Required work> Locate the lines that hold the string "Kompositör". Copy every such line.

Supplied entries>

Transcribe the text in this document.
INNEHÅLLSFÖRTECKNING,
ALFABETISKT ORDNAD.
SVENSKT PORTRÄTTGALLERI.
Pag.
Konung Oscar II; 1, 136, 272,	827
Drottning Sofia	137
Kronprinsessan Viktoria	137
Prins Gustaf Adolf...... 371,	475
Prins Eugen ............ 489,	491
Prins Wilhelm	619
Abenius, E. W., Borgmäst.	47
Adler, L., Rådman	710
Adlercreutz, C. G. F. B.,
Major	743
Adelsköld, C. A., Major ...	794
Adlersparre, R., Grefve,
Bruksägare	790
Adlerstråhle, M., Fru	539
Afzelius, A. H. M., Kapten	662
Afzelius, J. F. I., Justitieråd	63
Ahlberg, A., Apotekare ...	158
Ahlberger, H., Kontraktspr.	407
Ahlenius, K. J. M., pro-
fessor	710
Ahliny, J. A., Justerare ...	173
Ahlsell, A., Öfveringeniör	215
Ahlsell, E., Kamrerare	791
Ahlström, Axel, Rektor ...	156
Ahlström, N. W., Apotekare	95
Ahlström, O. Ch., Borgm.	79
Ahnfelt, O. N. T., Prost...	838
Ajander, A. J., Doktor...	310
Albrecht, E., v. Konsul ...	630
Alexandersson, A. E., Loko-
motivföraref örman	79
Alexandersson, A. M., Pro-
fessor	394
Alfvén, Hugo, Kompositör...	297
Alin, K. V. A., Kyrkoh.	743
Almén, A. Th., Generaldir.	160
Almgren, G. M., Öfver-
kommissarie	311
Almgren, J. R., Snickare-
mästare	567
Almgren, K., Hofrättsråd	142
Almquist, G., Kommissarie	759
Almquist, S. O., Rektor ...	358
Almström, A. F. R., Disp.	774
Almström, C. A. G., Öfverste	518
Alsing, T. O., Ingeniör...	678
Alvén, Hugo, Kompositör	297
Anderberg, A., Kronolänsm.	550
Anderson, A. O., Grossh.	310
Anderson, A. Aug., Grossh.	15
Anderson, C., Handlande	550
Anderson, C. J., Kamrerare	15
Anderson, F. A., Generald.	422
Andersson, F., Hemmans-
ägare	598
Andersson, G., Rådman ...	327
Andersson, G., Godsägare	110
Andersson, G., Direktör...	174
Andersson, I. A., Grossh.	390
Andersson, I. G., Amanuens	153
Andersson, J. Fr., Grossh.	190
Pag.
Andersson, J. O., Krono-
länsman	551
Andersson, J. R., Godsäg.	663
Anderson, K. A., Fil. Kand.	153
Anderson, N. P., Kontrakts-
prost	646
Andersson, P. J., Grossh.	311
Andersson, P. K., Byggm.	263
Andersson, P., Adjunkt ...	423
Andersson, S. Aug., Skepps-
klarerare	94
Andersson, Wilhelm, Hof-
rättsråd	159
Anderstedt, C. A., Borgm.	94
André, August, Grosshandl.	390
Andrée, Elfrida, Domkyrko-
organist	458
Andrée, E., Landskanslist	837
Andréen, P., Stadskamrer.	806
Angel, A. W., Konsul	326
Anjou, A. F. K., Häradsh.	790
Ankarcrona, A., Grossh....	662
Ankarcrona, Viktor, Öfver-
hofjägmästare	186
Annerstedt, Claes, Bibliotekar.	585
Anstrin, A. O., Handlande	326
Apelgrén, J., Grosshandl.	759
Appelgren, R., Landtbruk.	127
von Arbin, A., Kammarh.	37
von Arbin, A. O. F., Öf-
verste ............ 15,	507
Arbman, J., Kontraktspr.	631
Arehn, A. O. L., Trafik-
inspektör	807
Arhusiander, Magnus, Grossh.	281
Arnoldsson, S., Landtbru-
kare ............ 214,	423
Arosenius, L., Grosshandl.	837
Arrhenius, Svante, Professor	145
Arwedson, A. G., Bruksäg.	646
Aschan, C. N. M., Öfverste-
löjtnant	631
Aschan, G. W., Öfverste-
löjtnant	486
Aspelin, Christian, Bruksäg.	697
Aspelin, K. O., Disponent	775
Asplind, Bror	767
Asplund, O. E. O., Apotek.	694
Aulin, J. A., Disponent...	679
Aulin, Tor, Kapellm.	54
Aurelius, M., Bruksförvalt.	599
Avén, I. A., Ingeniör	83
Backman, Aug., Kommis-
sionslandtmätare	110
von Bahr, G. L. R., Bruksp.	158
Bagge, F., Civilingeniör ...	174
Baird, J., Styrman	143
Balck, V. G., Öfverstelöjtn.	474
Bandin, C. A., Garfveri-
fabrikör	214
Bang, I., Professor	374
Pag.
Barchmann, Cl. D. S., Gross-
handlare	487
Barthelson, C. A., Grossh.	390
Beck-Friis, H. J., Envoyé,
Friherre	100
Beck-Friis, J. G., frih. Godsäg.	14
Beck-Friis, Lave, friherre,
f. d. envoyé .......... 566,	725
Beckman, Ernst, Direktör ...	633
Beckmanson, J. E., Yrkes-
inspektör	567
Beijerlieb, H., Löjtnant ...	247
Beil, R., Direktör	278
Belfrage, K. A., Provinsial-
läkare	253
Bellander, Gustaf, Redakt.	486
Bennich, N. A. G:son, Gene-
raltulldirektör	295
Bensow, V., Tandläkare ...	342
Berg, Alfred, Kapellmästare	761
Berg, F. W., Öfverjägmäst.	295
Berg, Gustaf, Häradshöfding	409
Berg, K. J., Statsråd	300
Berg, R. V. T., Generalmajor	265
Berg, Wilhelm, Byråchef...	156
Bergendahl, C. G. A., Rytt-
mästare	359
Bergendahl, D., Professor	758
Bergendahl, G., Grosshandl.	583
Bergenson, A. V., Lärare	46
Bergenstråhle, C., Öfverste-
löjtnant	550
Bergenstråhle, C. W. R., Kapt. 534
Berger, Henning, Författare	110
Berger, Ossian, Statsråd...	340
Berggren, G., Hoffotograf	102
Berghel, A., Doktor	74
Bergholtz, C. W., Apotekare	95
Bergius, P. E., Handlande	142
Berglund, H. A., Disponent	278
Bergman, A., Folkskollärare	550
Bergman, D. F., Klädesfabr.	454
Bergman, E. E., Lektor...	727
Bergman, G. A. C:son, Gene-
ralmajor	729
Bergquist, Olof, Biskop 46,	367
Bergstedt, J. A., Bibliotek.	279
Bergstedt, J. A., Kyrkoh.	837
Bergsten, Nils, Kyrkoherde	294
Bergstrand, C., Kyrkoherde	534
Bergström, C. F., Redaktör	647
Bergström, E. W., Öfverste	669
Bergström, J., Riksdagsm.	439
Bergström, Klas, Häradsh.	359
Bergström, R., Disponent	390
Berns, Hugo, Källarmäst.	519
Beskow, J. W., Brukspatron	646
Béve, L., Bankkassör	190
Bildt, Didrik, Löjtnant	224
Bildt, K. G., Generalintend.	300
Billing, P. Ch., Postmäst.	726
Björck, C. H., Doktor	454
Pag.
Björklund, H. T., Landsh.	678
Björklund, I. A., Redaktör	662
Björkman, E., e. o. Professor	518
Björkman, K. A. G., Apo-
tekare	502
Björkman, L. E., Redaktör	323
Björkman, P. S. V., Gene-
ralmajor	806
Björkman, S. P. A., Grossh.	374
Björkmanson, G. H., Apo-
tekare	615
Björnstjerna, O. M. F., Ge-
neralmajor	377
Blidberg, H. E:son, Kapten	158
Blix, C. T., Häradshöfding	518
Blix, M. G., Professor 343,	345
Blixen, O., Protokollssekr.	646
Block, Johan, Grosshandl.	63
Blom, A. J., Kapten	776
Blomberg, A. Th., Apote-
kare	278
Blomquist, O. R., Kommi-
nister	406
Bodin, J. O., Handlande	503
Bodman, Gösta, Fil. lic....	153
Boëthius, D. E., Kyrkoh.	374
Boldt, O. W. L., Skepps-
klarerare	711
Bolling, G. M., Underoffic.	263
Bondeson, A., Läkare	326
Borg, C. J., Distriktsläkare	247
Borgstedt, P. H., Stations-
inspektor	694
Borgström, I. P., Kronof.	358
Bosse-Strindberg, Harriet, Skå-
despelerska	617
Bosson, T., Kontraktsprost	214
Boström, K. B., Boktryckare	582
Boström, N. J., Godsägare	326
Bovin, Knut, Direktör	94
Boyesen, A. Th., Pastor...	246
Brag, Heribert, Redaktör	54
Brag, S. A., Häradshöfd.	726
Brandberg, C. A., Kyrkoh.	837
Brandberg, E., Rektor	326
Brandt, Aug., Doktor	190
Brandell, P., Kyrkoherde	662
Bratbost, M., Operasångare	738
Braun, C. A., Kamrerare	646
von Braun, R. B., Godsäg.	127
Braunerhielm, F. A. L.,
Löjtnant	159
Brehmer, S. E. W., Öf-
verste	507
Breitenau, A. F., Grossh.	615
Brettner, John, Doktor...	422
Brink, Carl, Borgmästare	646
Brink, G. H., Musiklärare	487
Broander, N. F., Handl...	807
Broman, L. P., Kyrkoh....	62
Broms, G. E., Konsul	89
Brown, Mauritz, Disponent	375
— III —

Written solution>
Alfvén, Hugo, Kompositör...	297
Alvén, Hugo, Kompositör	297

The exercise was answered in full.